**Directive**: Put every line of the records below into a Markdown table with the columns "Row" and "Line". Number the rows and leave out any blank lines.

- - - - -

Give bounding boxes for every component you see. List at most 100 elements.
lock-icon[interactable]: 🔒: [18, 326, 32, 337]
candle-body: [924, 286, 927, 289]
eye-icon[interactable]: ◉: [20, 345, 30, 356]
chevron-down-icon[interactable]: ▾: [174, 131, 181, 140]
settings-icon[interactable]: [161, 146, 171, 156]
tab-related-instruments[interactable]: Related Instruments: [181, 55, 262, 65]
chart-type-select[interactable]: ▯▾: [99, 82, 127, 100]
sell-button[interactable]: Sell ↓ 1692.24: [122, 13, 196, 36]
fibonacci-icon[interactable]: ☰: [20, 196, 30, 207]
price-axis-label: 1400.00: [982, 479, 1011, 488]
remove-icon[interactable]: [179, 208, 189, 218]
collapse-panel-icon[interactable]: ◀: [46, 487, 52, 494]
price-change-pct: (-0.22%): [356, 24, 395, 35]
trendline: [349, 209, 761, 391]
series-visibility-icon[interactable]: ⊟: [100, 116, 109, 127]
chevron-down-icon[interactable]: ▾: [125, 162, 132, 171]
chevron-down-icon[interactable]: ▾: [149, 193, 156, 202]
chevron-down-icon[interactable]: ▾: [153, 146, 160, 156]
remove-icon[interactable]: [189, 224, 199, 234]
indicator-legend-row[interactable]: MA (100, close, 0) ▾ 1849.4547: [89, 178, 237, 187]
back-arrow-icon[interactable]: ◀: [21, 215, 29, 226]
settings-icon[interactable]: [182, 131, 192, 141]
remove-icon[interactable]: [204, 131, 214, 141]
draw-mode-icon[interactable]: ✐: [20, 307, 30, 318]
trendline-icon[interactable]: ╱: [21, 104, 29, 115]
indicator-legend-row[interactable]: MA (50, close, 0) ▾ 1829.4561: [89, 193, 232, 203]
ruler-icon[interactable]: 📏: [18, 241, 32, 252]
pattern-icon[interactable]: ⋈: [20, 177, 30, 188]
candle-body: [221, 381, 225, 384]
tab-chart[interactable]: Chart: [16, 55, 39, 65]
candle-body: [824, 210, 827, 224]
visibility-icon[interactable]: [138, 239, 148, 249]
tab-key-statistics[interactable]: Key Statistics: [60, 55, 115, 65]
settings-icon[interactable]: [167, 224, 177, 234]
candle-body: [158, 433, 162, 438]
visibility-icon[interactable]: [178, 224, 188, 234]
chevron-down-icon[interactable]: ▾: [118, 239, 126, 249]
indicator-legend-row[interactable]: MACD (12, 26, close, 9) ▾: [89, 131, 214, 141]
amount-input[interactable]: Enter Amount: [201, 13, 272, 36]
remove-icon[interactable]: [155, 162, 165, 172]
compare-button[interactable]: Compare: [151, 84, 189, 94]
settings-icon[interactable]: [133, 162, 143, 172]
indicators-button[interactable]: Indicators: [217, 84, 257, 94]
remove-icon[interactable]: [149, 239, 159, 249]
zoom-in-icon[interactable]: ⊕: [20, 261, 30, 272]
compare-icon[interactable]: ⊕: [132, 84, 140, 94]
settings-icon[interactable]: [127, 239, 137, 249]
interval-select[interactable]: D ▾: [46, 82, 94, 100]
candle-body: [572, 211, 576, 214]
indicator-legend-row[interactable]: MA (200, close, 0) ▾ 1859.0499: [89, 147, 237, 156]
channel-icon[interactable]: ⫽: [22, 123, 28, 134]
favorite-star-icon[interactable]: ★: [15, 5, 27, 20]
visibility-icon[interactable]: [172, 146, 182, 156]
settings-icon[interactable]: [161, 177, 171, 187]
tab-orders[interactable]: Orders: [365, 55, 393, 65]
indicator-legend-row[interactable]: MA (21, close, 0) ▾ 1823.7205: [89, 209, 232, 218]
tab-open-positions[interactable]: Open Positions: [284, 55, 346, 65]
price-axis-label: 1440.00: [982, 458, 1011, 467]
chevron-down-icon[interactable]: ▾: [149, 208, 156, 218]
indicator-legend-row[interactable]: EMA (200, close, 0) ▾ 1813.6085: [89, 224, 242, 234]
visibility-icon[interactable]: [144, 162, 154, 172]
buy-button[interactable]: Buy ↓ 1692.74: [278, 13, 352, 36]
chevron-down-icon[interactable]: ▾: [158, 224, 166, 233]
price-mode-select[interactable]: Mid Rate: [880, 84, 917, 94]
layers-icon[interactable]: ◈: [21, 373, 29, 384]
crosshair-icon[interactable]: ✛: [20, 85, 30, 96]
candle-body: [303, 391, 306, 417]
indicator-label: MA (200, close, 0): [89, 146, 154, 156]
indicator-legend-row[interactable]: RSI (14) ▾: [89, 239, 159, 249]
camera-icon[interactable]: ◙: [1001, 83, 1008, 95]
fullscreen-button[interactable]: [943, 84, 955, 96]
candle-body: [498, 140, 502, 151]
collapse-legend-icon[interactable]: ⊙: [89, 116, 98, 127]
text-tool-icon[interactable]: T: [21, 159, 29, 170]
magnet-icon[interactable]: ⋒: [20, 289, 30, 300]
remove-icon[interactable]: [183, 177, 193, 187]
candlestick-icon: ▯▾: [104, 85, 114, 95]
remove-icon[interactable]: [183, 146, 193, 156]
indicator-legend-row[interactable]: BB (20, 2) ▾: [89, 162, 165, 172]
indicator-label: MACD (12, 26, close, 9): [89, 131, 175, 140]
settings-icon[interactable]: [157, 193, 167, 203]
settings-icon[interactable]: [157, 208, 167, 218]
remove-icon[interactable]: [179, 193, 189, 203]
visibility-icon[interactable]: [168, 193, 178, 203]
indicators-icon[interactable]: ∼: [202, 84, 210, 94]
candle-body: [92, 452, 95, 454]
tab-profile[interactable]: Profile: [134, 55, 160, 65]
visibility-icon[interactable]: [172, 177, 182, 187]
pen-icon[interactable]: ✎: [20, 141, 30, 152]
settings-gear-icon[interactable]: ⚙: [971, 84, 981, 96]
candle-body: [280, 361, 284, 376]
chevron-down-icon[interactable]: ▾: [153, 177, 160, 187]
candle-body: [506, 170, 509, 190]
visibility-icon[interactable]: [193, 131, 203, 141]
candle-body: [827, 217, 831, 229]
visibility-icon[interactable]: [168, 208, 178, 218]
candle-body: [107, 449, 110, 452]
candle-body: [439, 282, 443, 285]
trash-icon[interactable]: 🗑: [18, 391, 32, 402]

- - - - -

**Correct result**:
| Row | Line |
|---|---|
| 1 | Give bounding boxes for every component you see. List at most 100 elements. |
| 2 | lock-icon[interactable]: 🔒: [18, 326, 32, 337] |
| 3 | candle-body: [924, 286, 927, 289] |
| 4 | eye-icon[interactable]: ◉: [20, 345, 30, 356] |
| 5 | chevron-down-icon[interactable]: ▾: [174, 131, 181, 140] |
| 6 | settings-icon[interactable]: [161, 146, 171, 156] |
| 7 | tab-related-instruments[interactable]: Related Instruments: [181, 55, 262, 65] |
| 8 | chart-type-select[interactable]: ▯▾: [99, 82, 127, 100] |
| 9 | sell-button[interactable]: Sell ↓ 1692.24: [122, 13, 196, 36] |
| 10 | fibonacci-icon[interactable]: ☰: [20, 196, 30, 207] |
| 11 | price-axis-label: 1400.00: [982, 479, 1011, 488] |
| 12 | remove-icon[interactable]: [179, 208, 189, 218] |
| 13 | collapse-panel-icon[interactable]: ◀: [46, 487, 52, 494] |
| 14 | price-change-pct: (-0.22%): [356, 24, 395, 35] |
| 15 | trendline: [349, 209, 761, 391] |
| 16 | series-visibility-icon[interactable]: ⊟: [100, 116, 109, 127] |
| 17 | chevron-down-icon[interactable]: ▾: [125, 162, 132, 171] |
| 18 | chevron-down-icon[interactable]: ▾: [149, 193, 156, 202] |
| 19 | chevron-down-icon[interactable]: ▾: [153, 146, 160, 156] |
| 20 | remove-icon[interactable]: [189, 224, 199, 234] |
| 21 | indicator-legend-row[interactable]: MA (100, close, 0) ▾ 1849.4547: [89, 178, 237, 187] |
| 22 | back-arrow-icon[interactable]: ◀: [21, 215, 29, 226] |
| 23 | settings-icon[interactable]: [182, 131, 192, 141] |
| 24 | remove-icon[interactable]: [204, 131, 214, 141] |
| 25 | draw-mode-icon[interactable]: ✐: [20, 307, 30, 318] |
| 26 | trendline-icon[interactable]: ╱: [21, 104, 29, 115] |
| 27 | indicator-legend-row[interactable]: MA (50, close, 0) ▾ 1829.4561: [89, 193, 232, 203] |
| 28 | ruler-icon[interactable]: 📏: [18, 241, 32, 252] |
| 29 | pattern-icon[interactable]: ⋈: [20, 177, 30, 188] |
| 30 | candle-body: [221, 381, 225, 384] |
| 31 | tab-chart[interactable]: Chart: [16, 55, 39, 65] |
| 32 | candle-body: [824, 210, 827, 224] |
| 33 | visibility-icon[interactable]: [138, 239, 148, 249] |
| 34 | tab-key-statistics[interactable]: Key Statistics: [60, 55, 115, 65] |
| 35 | settings-icon[interactable]: [167, 224, 177, 234] |
| 36 | candle-body: [158, 433, 162, 438] |
| 37 | visibility-icon[interactable]: [178, 224, 188, 234] |
| 38 | chevron-down-icon[interactable]: ▾: [118, 239, 126, 249] |
| 39 | indicator-legend-row[interactable]: MACD (12, 26, close, 9) ▾: [89, 131, 214, 141] |
| 40 | amount-input[interactable]: Enter Amount: [201, 13, 272, 36] |
| 41 | remove-icon[interactable]: [155, 162, 165, 172] |
| 42 | compare-button[interactable]: Compare: [151, 84, 189, 94] |
| 43 | settings-icon[interactable]: [133, 162, 143, 172] |
| 44 | indicators-button[interactable]: Indicators: [217, 84, 257, 94] |
| 45 | remove-icon[interactable]: [149, 239, 159, 249] |
| 46 | zoom-in-icon[interactable]: ⊕: [20, 261, 30, 272] |
| 47 | compare-icon[interactable]: ⊕: [132, 84, 140, 94] |
| 48 | settings-icon[interactable]: [127, 239, 137, 249] |
| 49 | interval-select[interactable]: D ▾: [46, 82, 94, 100] |
| 50 | candle-body: [572, 211, 576, 214] |
| 51 | indicator-legend-row[interactable]: MA (200, close, 0) ▾ 1859.0499: [89, 147, 237, 156] |
| 52 | channel-icon[interactable]: ⫽: [22, 123, 28, 134] |
| 53 | favorite-star-icon[interactable]: ★: [15, 5, 27, 20] |
| 54 | visibility-icon[interactable]: [172, 146, 182, 156] |
| 55 | settings-icon[interactable]: [161, 177, 171, 187] |
| 56 | tab-orders[interactable]: Orders: [365, 55, 393, 65] |
| 57 | indicator-legend-row[interactable]: MA (21, close, 0) ▾ 1823.7205: [89, 209, 232, 218] |
| 58 | tab-open-positions[interactable]: Open Positions: [284, 55, 346, 65] |
| 59 | price-axis-label: 1440.00: [982, 458, 1011, 467] |
| 60 | chevron-down-icon[interactable]: ▾: [149, 208, 156, 218] |
| 61 | indicator-legend-row[interactable]: EMA (200, close, 0) ▾ 1813.6085: [89, 224, 242, 234] |
| 62 | visibility-icon[interactable]: [144, 162, 154, 172] |
| 63 | buy-button[interactable]: Buy ↓ 1692.74: [278, 13, 352, 36] |
| 64 | chevron-down-icon[interactable]: ▾: [158, 224, 166, 233] |
| 65 | price-mode-select[interactable]: Mid Rate: [880, 84, 917, 94] |
| 66 | layers-icon[interactable]: ◈: [21, 373, 29, 384] |
| 67 | crosshair-icon[interactable]: ✛: [20, 85, 30, 96] |
| 68 | candle-body: [303, 391, 306, 417] |
| 69 | indicator-label: MA (200, close, 0): [89, 146, 154, 156] |
| 70 | indicator-legend-row[interactable]: RSI (14) ▾: [89, 239, 159, 249] |
| 71 | camera-icon[interactable]: ◙: [1001, 83, 1008, 95] |
| 72 | fullscreen-button[interactable]: [943, 84, 955, 96] |
| 73 | candle-body: [498, 140, 502, 151] |
| 74 | collapse-legend-icon[interactable]: ⊙: [89, 116, 98, 127] |
| 75 | text-tool-icon[interactable]: T: [21, 159, 29, 170] |
| 76 | magnet-icon[interactable]: ⋒: [20, 289, 30, 300] |
| 77 | remove-icon[interactable]: [183, 177, 193, 187] |
| 78 | candlestick-icon: ▯▾: [104, 85, 114, 95] |
| 79 | remove-icon[interactable]: [183, 146, 193, 156] |
| 80 | indicator-legend-row[interactable]: BB (20, 2) ▾: [89, 162, 165, 172] |
| 81 | indicator-label: MACD (12, 26, close, 9): [89, 131, 175, 140] |
| 82 | settings-icon[interactable]: [157, 193, 167, 203] |
| 83 | settings-icon[interactable]: [157, 208, 167, 218] |
| 84 | remove-icon[interactable]: [179, 193, 189, 203] |
| 85 | visibility-icon[interactable]: [168, 193, 178, 203] |
| 86 | indicators-icon[interactable]: ∼: [202, 84, 210, 94] |
| 87 | candle-body: [92, 452, 95, 454] |
| 88 | tab-profile[interactable]: Profile: [134, 55, 160, 65] |
| 89 | visibility-icon[interactable]: [172, 177, 182, 187] |
| 90 | pen-icon[interactable]: ✎: [20, 141, 30, 152] |
| 91 | settings-gear-icon[interactable]: ⚙: [971, 84, 981, 96] |
| 92 | candle-body: [280, 361, 284, 376] |
| 93 | chevron-down-icon[interactable]: ▾: [153, 177, 160, 187] |
| 94 | candle-body: [506, 170, 509, 190] |
| 95 | visibility-icon[interactable]: [193, 131, 203, 141] |
| 96 | candle-body: [827, 217, 831, 229] |
| 97 | visibility-icon[interactable]: [168, 208, 178, 218] |
| 98 | candle-body: [107, 449, 110, 452] |
| 99 | candle-body: [439, 282, 443, 285] |
| 100 | trash-icon[interactable]: 🗑: [18, 391, 32, 402] |